* BEGIN *

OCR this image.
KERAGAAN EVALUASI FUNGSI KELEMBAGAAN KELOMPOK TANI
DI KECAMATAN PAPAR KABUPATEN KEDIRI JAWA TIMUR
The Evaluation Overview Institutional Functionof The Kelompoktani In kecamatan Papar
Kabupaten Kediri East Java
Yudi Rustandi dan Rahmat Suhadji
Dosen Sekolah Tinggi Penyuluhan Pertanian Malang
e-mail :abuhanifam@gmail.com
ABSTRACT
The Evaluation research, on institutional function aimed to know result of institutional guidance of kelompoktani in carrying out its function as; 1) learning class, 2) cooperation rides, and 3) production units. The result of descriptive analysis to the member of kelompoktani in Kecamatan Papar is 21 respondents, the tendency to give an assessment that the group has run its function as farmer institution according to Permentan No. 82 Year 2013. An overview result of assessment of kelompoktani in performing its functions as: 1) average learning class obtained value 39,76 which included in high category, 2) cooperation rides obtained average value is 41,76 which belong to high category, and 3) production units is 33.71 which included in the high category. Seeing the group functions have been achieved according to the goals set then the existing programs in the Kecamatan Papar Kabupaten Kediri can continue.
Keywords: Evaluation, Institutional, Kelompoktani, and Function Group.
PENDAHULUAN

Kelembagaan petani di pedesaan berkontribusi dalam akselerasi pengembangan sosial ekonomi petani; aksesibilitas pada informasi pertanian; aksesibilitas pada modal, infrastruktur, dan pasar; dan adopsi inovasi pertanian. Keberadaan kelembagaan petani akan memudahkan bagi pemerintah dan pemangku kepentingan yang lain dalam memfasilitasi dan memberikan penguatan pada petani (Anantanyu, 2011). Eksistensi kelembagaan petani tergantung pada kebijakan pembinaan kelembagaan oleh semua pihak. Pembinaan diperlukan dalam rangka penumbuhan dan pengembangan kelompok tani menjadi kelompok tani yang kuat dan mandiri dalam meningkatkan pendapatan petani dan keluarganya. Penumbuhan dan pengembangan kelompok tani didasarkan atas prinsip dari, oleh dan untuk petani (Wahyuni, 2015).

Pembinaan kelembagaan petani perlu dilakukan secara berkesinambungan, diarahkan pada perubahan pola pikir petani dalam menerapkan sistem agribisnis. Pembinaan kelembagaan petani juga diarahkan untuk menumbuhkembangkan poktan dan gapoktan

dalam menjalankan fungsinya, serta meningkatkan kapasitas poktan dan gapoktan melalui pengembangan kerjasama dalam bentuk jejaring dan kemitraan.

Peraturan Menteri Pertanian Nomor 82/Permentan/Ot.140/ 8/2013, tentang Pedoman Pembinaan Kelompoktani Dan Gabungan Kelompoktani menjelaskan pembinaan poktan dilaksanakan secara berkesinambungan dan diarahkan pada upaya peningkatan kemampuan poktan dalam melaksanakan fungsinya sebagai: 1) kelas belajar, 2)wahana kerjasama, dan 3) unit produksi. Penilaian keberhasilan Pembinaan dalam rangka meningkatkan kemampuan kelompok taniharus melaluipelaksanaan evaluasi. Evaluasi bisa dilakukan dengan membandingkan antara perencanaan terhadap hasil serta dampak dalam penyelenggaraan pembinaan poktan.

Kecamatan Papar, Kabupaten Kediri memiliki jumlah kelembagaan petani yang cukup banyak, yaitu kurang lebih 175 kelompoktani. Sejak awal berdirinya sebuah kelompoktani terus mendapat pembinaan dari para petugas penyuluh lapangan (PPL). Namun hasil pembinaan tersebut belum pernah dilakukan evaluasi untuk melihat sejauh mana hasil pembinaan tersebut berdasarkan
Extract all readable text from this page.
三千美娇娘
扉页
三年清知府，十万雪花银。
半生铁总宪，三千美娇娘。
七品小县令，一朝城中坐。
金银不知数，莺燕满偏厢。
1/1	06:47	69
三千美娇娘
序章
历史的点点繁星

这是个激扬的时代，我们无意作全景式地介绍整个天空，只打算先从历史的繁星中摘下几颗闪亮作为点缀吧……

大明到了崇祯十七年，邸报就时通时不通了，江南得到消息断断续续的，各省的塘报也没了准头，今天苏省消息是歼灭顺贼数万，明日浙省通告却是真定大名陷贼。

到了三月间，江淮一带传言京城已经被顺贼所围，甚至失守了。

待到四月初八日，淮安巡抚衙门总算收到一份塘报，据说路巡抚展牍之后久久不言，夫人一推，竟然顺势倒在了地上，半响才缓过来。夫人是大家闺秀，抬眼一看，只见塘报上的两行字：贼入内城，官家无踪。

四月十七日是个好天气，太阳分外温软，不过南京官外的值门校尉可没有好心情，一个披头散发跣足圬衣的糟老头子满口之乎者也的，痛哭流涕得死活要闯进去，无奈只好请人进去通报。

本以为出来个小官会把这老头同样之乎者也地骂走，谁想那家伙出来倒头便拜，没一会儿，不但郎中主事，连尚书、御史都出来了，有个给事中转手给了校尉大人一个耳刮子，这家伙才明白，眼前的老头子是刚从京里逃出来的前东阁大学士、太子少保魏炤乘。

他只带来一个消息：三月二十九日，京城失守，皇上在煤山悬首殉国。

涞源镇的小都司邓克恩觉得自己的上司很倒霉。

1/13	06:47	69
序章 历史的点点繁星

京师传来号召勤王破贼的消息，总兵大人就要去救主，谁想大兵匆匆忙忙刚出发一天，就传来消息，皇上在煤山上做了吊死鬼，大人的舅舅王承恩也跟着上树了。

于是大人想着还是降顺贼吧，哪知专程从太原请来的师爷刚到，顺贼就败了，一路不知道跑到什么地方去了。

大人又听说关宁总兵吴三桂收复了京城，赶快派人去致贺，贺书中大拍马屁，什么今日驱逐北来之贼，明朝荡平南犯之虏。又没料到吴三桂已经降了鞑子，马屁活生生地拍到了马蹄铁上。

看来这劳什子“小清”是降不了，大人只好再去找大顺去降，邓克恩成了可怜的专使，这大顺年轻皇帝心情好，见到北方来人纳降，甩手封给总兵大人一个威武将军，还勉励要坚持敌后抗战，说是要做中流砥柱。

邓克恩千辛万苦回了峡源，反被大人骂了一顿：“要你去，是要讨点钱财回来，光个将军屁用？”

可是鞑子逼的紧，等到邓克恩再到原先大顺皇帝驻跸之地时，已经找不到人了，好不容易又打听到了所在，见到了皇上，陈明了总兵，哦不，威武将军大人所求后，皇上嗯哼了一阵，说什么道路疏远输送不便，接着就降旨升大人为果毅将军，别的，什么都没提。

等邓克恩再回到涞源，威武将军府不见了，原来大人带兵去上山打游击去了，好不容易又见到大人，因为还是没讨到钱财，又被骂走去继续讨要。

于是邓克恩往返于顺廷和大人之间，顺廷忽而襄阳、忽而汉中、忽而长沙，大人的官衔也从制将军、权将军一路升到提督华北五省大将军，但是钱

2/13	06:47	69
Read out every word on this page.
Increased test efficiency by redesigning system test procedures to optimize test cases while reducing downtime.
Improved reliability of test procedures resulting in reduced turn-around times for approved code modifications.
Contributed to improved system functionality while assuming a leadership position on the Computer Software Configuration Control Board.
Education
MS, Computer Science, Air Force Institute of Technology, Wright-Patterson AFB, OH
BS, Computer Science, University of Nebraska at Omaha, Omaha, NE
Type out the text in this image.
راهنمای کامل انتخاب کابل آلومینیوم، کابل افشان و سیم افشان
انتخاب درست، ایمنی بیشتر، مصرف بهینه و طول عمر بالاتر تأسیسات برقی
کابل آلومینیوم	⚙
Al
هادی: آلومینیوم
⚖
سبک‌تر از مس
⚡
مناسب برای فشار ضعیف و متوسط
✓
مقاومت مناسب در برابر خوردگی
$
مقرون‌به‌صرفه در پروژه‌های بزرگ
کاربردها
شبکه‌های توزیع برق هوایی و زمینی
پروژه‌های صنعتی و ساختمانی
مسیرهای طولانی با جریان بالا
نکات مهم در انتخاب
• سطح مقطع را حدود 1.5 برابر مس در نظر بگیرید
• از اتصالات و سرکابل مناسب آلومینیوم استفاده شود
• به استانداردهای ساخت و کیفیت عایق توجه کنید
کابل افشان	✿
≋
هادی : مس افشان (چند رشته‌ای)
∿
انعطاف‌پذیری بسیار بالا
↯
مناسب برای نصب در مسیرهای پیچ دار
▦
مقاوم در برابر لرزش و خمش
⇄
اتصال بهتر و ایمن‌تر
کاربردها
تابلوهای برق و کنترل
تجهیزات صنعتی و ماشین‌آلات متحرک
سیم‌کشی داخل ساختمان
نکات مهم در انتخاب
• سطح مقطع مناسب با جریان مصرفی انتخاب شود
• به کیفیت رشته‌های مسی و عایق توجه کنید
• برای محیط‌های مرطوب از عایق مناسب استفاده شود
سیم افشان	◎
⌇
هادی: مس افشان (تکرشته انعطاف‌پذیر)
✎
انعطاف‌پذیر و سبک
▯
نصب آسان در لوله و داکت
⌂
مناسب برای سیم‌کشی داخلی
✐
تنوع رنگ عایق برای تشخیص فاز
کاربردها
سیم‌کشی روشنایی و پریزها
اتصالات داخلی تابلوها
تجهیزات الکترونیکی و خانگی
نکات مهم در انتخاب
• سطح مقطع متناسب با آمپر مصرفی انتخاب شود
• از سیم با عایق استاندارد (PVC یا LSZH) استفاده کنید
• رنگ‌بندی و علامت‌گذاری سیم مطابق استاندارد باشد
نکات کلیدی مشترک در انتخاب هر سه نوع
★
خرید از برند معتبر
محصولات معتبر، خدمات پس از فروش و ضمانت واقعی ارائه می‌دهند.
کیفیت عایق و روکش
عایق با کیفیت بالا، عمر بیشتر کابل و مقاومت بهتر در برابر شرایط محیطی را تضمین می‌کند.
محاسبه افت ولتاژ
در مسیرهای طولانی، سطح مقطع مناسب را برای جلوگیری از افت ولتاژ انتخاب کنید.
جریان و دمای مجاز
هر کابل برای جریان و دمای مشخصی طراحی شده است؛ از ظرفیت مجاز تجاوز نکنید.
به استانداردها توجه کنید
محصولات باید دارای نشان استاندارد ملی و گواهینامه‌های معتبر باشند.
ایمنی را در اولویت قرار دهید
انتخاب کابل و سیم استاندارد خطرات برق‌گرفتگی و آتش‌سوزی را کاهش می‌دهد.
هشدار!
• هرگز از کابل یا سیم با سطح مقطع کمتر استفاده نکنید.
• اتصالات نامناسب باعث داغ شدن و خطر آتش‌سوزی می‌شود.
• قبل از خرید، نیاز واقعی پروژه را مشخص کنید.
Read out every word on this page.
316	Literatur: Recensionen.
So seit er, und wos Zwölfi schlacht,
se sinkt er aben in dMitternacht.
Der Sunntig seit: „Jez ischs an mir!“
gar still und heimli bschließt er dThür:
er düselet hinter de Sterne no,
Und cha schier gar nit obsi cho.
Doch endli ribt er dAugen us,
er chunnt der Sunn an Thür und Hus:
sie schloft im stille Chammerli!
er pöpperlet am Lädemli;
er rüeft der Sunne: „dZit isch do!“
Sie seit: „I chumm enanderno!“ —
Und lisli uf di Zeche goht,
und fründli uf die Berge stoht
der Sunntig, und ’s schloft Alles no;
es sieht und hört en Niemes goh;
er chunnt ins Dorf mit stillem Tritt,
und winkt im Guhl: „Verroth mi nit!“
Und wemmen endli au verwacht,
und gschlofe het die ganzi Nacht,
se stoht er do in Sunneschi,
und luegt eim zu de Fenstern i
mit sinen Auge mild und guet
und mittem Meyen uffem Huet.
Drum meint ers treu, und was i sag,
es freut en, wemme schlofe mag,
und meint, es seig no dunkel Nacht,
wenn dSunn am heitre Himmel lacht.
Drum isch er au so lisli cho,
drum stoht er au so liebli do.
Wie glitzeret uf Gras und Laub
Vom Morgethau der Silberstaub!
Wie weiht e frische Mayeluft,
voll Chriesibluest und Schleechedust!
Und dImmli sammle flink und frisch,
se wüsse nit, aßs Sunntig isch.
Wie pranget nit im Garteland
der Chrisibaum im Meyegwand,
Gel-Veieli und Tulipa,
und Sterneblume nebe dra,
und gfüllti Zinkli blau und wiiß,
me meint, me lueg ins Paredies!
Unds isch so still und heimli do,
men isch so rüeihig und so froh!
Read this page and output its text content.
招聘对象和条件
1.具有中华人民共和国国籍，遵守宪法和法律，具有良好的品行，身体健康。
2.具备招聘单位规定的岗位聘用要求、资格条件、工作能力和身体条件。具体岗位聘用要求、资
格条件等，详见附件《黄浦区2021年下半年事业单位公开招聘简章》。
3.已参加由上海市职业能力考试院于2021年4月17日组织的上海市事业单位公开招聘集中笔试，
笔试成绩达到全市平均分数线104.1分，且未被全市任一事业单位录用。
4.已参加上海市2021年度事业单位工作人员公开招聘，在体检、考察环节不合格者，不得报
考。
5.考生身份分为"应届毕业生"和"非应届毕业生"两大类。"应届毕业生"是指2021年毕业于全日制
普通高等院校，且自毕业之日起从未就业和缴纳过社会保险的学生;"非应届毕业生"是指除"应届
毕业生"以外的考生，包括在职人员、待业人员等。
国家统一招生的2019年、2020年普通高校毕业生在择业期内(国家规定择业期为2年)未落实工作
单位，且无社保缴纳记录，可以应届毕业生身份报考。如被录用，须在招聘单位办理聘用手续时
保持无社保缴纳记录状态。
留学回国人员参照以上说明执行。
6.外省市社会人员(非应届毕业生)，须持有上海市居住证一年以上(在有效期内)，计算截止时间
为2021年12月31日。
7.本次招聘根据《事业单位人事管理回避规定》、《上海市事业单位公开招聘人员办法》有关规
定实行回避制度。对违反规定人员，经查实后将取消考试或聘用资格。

* END *

*WORK TO DO*:
Read through the lines above and collect those that contain the string "petani".

*CORRECT RESPONSE*:
Kelembagaan petani di pedesaan berkontribusi dalam akselerasi pengembangan sosial ekonomi petani; aksesibilitas pada informasi pertanian; aksesibilitas pada modal, infrastruktur, dan pasar; dan adopsi inovasi pertanian. Keberadaan kelembagaan petani akan memudahkan bagi pemerintah dan pemangku kepentingan yang lain dalam memfasilitasi dan memberikan penguatan pada petani (Anantanyu, 2011). Eksistensi kelembagaan petani tergantung pada kebijakan pembinaan kelembagaan oleh semua pihak. Pembinaan diperlukan dalam rangka penumbuhan dan pengembangan kelompok tani menjadi kelompok tani yang kuat dan mandiri dalam meningkatkan pendapatan petani dan keluarganya. Penumbuhan dan pengembangan kelompok tani didasarkan atas prinsip dari, oleh dan untuk petani (Wahyuni, 2015).
Pembinaan kelembagaan petani perlu dilakukan secara berkesinambungan, diarahkan pada perubahan pola pikir petani dalam menerapkan sistem agribisnis. Pembinaan kelembagaan petani juga diarahkan untuk menumbuhkembangkan poktan dan gapoktan
Kecamatan Papar, Kabupaten Kediri memiliki jumlah kelembagaan petani yang cukup banyak, yaitu kurang lebih 175 kelompoktani. Sejak awal berdirinya sebuah kelompoktani terus mendapat pembinaan dari para petugas penyuluh lapangan (PPL). Namun hasil pembinaan tersebut belum pernah dilakukan evaluasi untuk melihat sejauh mana hasil pembinaan tersebut berdasarkan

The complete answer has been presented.